▶ **Data for processing**

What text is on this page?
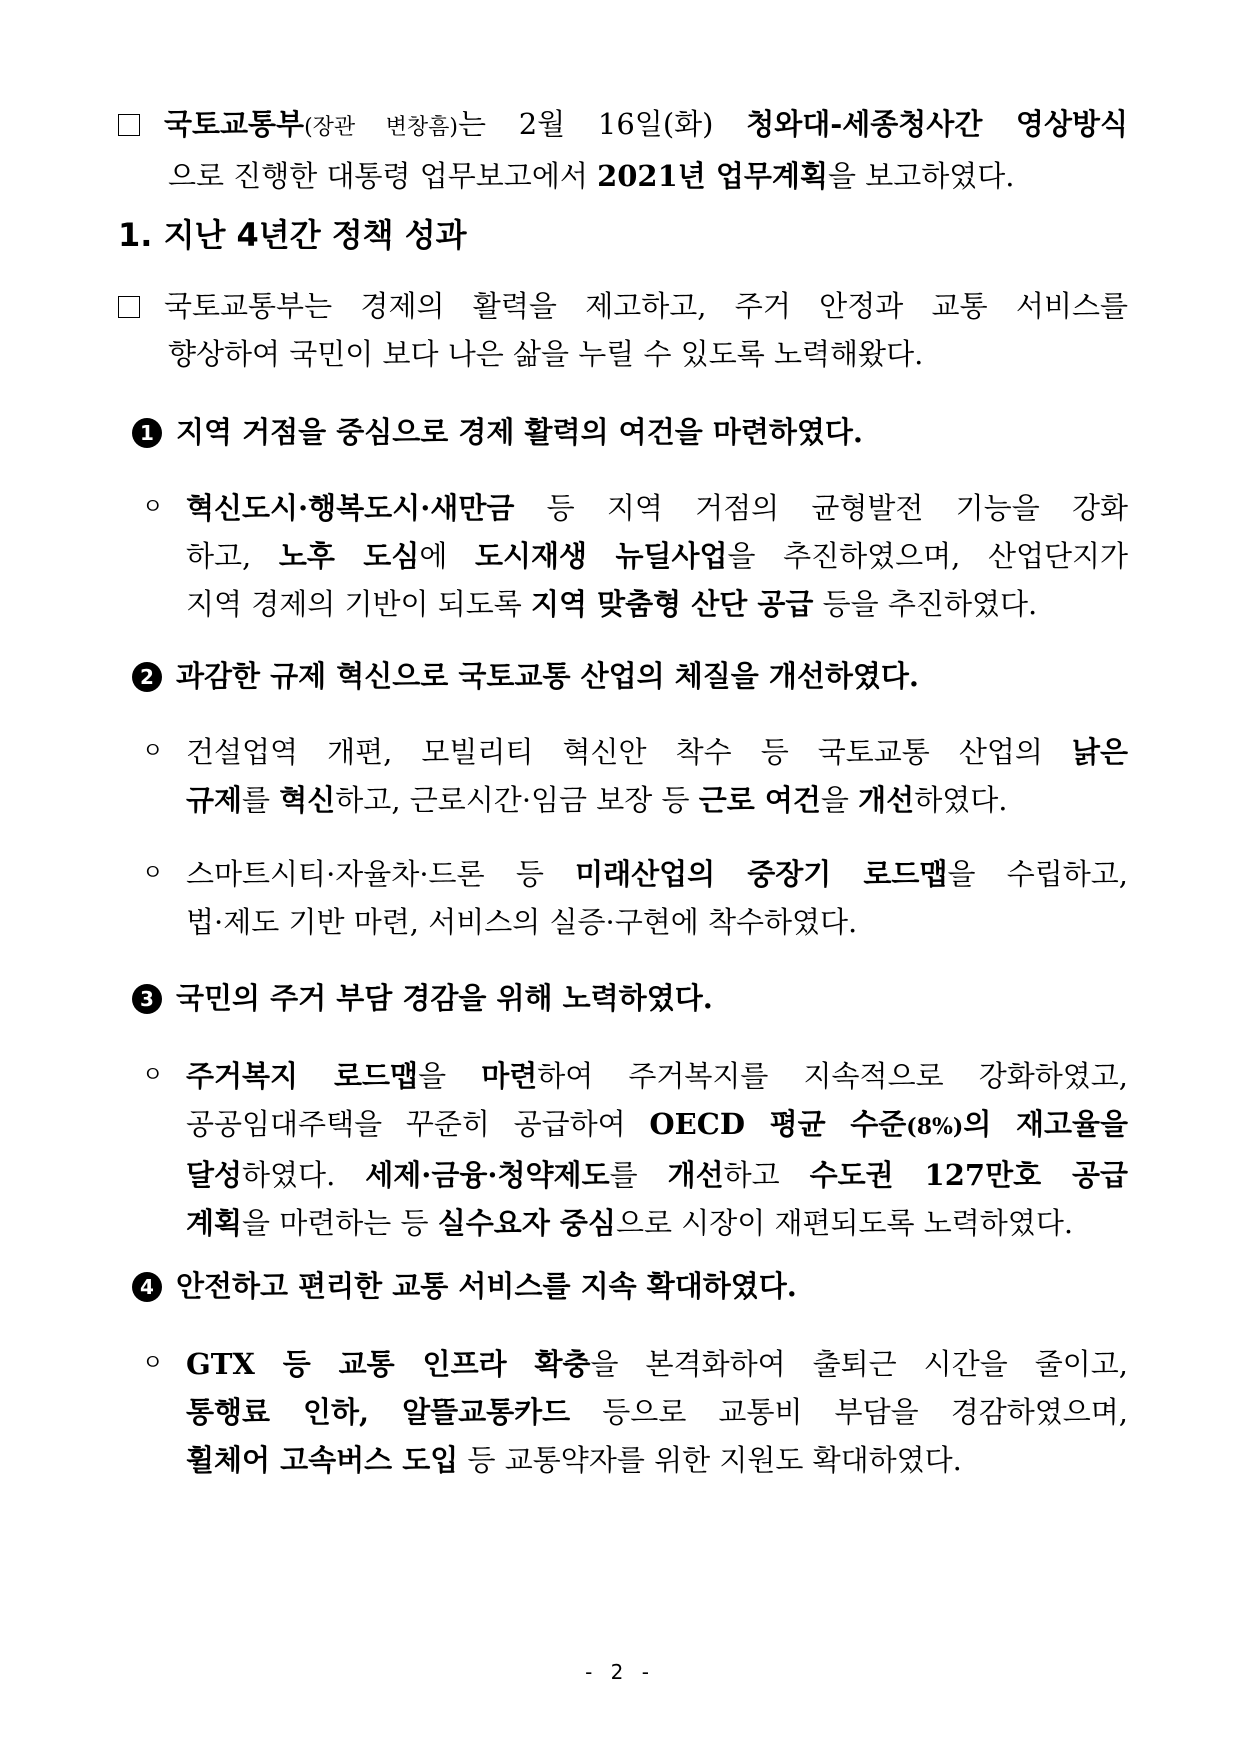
국토교통부(장관 변창흠)는 2월 16일(화) 청와대-세종청사간 영상방식
으로 진행한 대통령 업무보고에서 2021년 업무계획을 보고하였다.
1. 지난 4년간 정책 성과
국토교통부는 경제의 활력을 제고하고, 주거 안정과 교통 서비스를
향상하여 국민이 보다 나은 삶을 누릴 수 있도록 노력해왔다.
1 지역 거점을 중심으로 경제 활력의 여건을 마련하였다.
ㅇ 혁신도시·행복도시·새만금 등 지역 거점의 균형발전 기능을 강화
하고, 노후 도심에 도시재생 뉴딜사업을 추진하였으며, 산업단지가
지역 경제의 기반이 되도록 지역 맞춤형 산단 공급 등을 추진하였다.
2 과감한 규제 혁신으로 국토교통 산업의 체질을 개선하였다.
ㅇ 건설업역 개편, 모빌리티 혁신안 착수 등 국토교통 산업의 낡은
규제를 혁신하고, 근로시간·임금 보장 등 근로 여건을 개선하였다.
ㅇ 스마트시티·자율차·드론 등 미래산업의 중장기 로드맵을 수립하고,
법·제도 기반 마련, 서비스의 실증·구현에 착수하였다.
3 국민의 주거 부담 경감을 위해 노력하였다.
ㅇ 주거복지 로드맵을 마련하여 주거복지를 지속적으로 강화하였고,
공공임대주택을 꾸준히 공급하여 OECD 평균 수준(8%)의 재고율을
달성하였다. 세제·금융·청약제도를 개선하고 수도권 127만호 공급
계획을 마련하는 등 실수요자 중심으로 시장이 재편되도록 노력하였다.
4 안전하고 편리한 교통 서비스를 지속 확대하였다.
ㅇ GTX 등 교통 인프라 확충을 본격화하여 출퇴근 시간을 줄이고,
통행료 인하, 알뜰교통카드 등으로 교통비 부담을 경감하였으며,
휠체어 고속버스 도입 등 교통약자를 위한 지원도 확대하였다.
- 2 -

▶ **Aim of the task**
Collect every line above that contains the word "개선하였다".

▶ **Exercise output**
2 과감한 규제 혁신으로 국토교통 산업의 체질을 개선하였다.
규제를 혁신하고, 근로시간·임금 보장 등 근로 여건을 개선하였다.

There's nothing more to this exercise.